Lines with the word "that" are the answer; copy each of them from the data below.

Source material section start

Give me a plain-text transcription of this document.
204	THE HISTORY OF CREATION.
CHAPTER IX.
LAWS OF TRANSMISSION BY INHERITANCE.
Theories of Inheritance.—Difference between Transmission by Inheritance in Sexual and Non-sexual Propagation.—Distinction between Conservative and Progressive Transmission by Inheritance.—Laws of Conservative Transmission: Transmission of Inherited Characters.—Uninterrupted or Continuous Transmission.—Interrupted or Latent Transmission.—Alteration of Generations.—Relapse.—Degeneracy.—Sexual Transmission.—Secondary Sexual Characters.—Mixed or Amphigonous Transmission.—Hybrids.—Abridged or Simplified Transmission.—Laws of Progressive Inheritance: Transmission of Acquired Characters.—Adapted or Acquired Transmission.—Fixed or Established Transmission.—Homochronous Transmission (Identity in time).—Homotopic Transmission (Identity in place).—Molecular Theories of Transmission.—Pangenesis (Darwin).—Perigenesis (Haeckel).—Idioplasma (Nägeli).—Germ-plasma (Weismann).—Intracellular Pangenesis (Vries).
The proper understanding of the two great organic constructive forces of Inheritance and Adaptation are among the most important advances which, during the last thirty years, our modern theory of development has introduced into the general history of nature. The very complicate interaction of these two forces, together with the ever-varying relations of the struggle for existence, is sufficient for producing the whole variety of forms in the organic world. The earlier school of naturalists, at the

Source material section end
Source material section start

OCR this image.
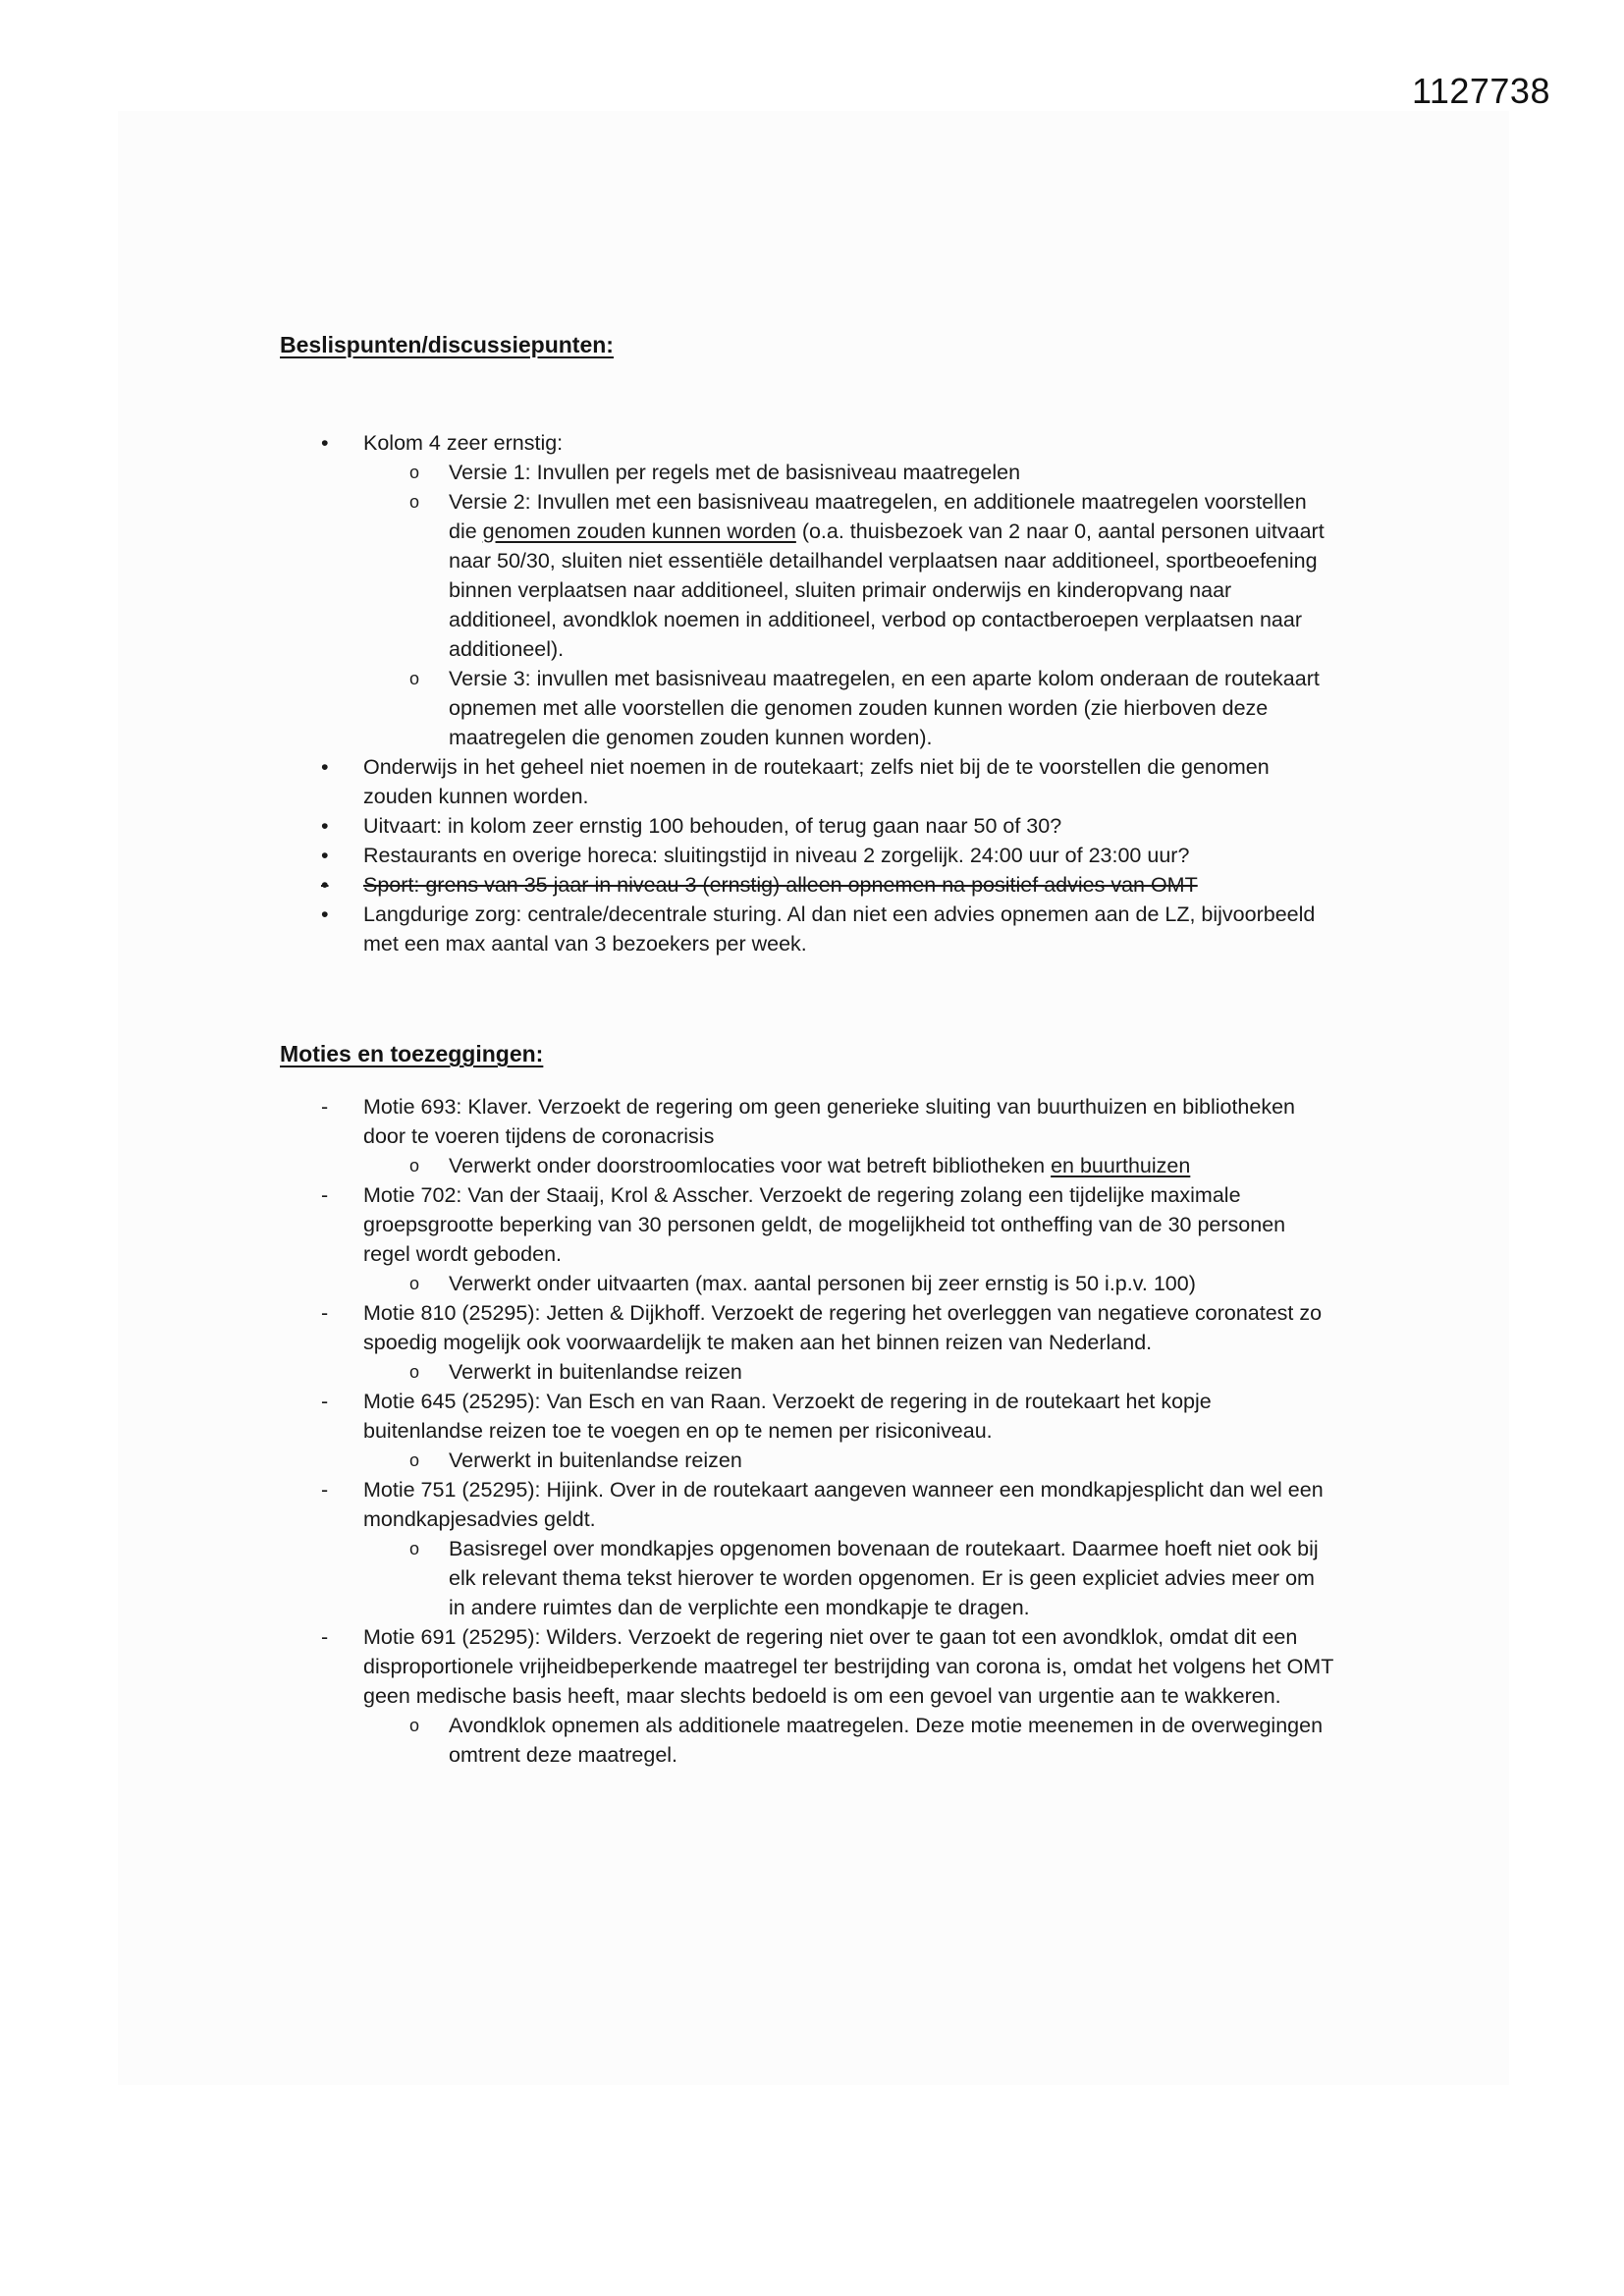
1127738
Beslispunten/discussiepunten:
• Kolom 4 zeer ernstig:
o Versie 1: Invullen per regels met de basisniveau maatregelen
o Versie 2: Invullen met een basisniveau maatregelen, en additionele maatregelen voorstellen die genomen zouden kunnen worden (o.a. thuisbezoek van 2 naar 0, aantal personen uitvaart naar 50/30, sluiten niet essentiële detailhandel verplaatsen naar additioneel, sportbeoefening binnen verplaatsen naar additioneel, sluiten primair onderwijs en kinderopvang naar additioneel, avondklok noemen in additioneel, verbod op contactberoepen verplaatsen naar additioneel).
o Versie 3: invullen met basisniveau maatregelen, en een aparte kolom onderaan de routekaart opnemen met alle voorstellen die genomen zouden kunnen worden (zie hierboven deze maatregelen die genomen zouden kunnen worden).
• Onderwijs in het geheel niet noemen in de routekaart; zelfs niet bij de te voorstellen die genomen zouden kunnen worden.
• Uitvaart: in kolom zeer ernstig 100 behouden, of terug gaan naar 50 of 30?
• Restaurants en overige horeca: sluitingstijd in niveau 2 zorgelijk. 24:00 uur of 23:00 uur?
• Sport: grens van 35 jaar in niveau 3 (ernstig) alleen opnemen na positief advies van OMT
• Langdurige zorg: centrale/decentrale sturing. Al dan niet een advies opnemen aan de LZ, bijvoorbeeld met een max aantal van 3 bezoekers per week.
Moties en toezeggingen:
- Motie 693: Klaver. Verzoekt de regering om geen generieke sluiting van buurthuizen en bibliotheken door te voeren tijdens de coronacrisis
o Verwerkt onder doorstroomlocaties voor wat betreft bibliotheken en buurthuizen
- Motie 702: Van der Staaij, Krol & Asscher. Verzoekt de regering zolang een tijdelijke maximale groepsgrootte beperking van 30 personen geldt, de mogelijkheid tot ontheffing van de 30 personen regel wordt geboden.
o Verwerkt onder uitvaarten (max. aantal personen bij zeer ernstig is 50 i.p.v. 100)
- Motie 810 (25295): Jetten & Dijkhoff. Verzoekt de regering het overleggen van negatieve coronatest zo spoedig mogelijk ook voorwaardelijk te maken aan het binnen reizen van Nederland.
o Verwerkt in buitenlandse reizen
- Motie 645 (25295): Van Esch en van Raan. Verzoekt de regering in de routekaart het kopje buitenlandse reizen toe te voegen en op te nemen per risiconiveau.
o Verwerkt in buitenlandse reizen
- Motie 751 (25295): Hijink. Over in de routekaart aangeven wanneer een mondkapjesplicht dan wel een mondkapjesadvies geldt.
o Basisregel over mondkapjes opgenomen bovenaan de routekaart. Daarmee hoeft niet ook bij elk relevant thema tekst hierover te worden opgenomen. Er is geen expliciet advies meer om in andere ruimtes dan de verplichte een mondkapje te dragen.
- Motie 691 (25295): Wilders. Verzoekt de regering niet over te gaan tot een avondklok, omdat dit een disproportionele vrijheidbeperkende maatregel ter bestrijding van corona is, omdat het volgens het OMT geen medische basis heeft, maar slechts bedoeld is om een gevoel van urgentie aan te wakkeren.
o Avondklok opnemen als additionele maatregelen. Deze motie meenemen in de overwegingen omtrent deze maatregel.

Source material section end
Source material section start

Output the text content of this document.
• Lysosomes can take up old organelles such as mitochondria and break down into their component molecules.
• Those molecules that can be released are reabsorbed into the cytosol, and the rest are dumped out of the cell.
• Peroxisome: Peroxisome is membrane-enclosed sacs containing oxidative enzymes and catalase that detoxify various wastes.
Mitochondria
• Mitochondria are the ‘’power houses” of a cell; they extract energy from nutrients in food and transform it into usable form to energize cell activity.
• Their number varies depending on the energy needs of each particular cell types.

Source material section end

Result:
• Those molecules that can be released are reabsorbed into the cytosol, and the rest are dumped out of the cell.
• Peroxisome: Peroxisome is membrane-enclosed sacs containing oxidative enzymes and catalase that detoxify various wastes.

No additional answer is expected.